- **Stored entries**
=-=-=
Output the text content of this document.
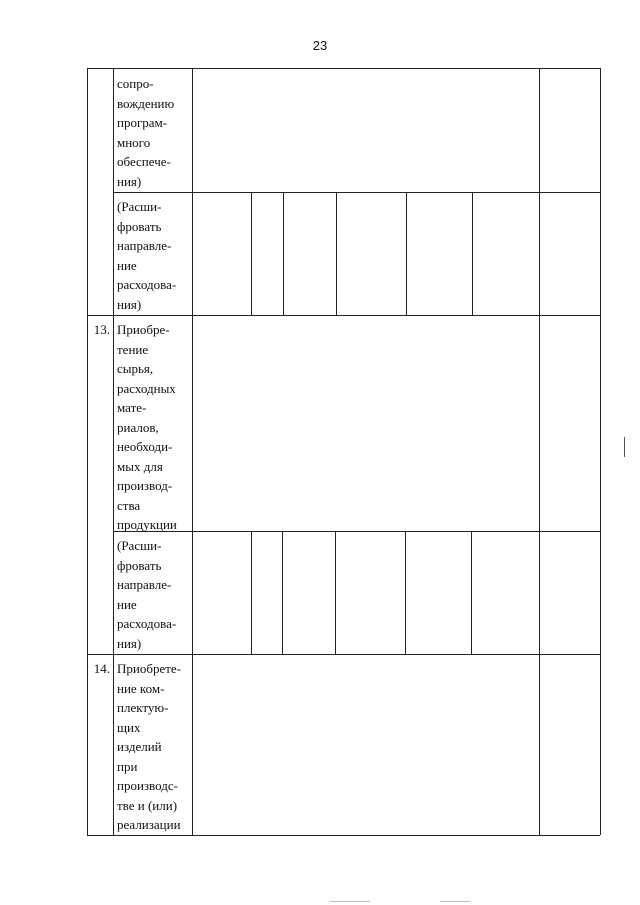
23
сопро-
вождению
програм-
много
обеспече-
ния)
(Расши-
фровать
направле-
ние
расходова-
ния)
13. Приобре-
тение
сырья,
расходных
мате-
риалов,
необходи-
мых для
производ-
ства
продукции
(Расши-
фровать
направле-
ние
расходова-
ния)
14. Приобрете-
ние ком-
плектую-
щих
изделий
при
производс-
тве и (или)
реализации
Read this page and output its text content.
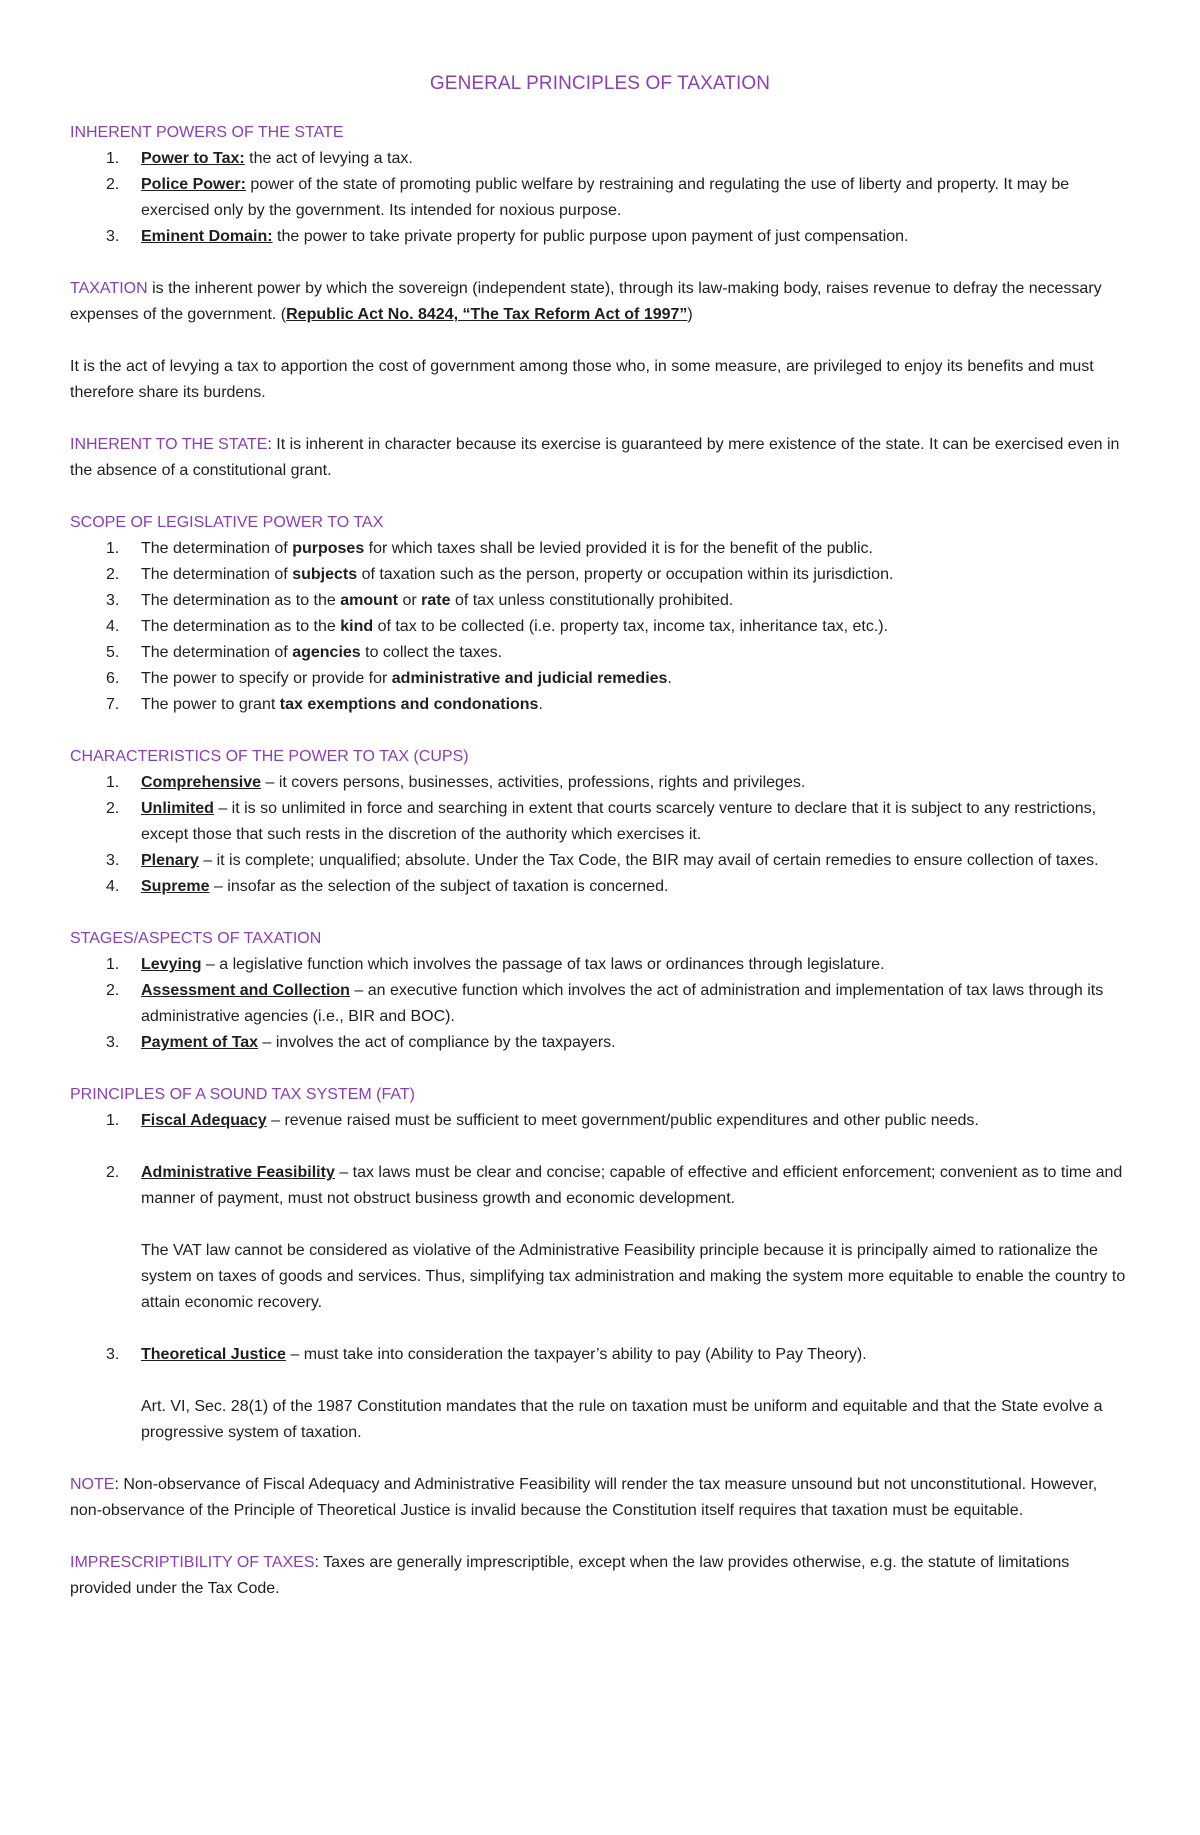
GENERAL PRINCIPLES OF TAXATION
INHERENT POWERS OF THE STATE
1. Power to Tax: the act of levying a tax.
2. Police Power: power of the state of promoting public welfare by restraining and regulating the use of liberty and property. It may be exercised only by the government. Its intended for noxious purpose.
3. Eminent Domain: the power to take private property for public purpose upon payment of just compensation.

TAXATION is the inherent power by which the sovereign (independent state), through its law-making body, raises revenue to defray the necessary expenses of the government. (Republic Act No. 8424, “The Tax Reform Act of 1997”)

It is the act of levying a tax to apportion the cost of government among those who, in some measure, are privileged to enjoy its benefits and must therefore share its burdens.

INHERENT TO THE STATE: It is inherent in character because its exercise is guaranteed by mere existence of the state. It can be exercised even in the absence of a constitutional grant.

SCOPE OF LEGISLATIVE POWER TO TAX
1. The determination of purposes for which taxes shall be levied provided it is for the benefit of the public.
2. The determination of subjects of taxation such as the person, property or occupation within its jurisdiction.
3. The determination as to the amount or rate of tax unless constitutionally prohibited.
4. The determination as to the kind of tax to be collected (i.e. property tax, income tax, inheritance tax, etc.).
5. The determination of agencies to collect the taxes.
6. The power to specify or provide for administrative and judicial remedies.
7. The power to grant tax exemptions and condonations.
CHARACTERISTICS OF THE POWER TO TAX (CUPS)
1. Comprehensive – it covers persons, businesses, activities, professions, rights and privileges.
2. Unlimited – it is so unlimited in force and searching in extent that courts scarcely venture to declare that it is subject to any restrictions, except those that such rests in the discretion of the authority which exercises it.
3. Plenary – it is complete; unqualified; absolute. Under the Tax Code, the BIR may avail of certain remedies to ensure collection of taxes.
4. Supreme – insofar as the selection of the subject of taxation is concerned.
STAGES/ASPECTS OF TAXATION
1. Levying – a legislative function which involves the passage of tax laws or ordinances through legislature.
2. Assessment and Collection – an executive function which involves the act of administration and implementation of tax laws through its administrative agencies (i.e., BIR and BOC).
3. Payment of Tax – involves the act of compliance by the taxpayers.
PRINCIPLES OF A SOUND TAX SYSTEM (FAT)
1. Fiscal Adequacy – revenue raised must be sufficient to meet government/public expenditures and other public needs.
2. Administrative Feasibility – tax laws must be clear and concise; capable of effective and efficient enforcement; convenient as to time and manner of payment, must not obstruct business growth and economic development.
The VAT law cannot be considered as violative of the Administrative Feasibility principle because it is principally aimed to rationalize the system on taxes of goods and services. Thus, simplifying tax administration and making the system more equitable to enable the country to attain economic recovery.
3. Theoretical Justice – must take into consideration the taxpayer’s ability to pay (Ability to Pay Theory).
Art. VI, Sec. 28(1) of the 1987 Constitution mandates that the rule on taxation must be uniform and equitable and that the State evolve a progressive system of taxation.

NOTE: Non-observance of Fiscal Adequacy and Administrative Feasibility will render the tax measure unsound but not unconstitutional. However, non-observance of the Principle of Theoretical Justice is invalid because the Constitution itself requires that taxation must be equitable.

IMPRESCRIPTIBILITY OF TAXES: Taxes are generally imprescriptible, except when the law provides otherwise, e.g. the statute of limitations provided under the Tax Code.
=-=-=
Count the lines in the records above that contain the word "agencies", and give only that number.

- **Response to this exercise**
2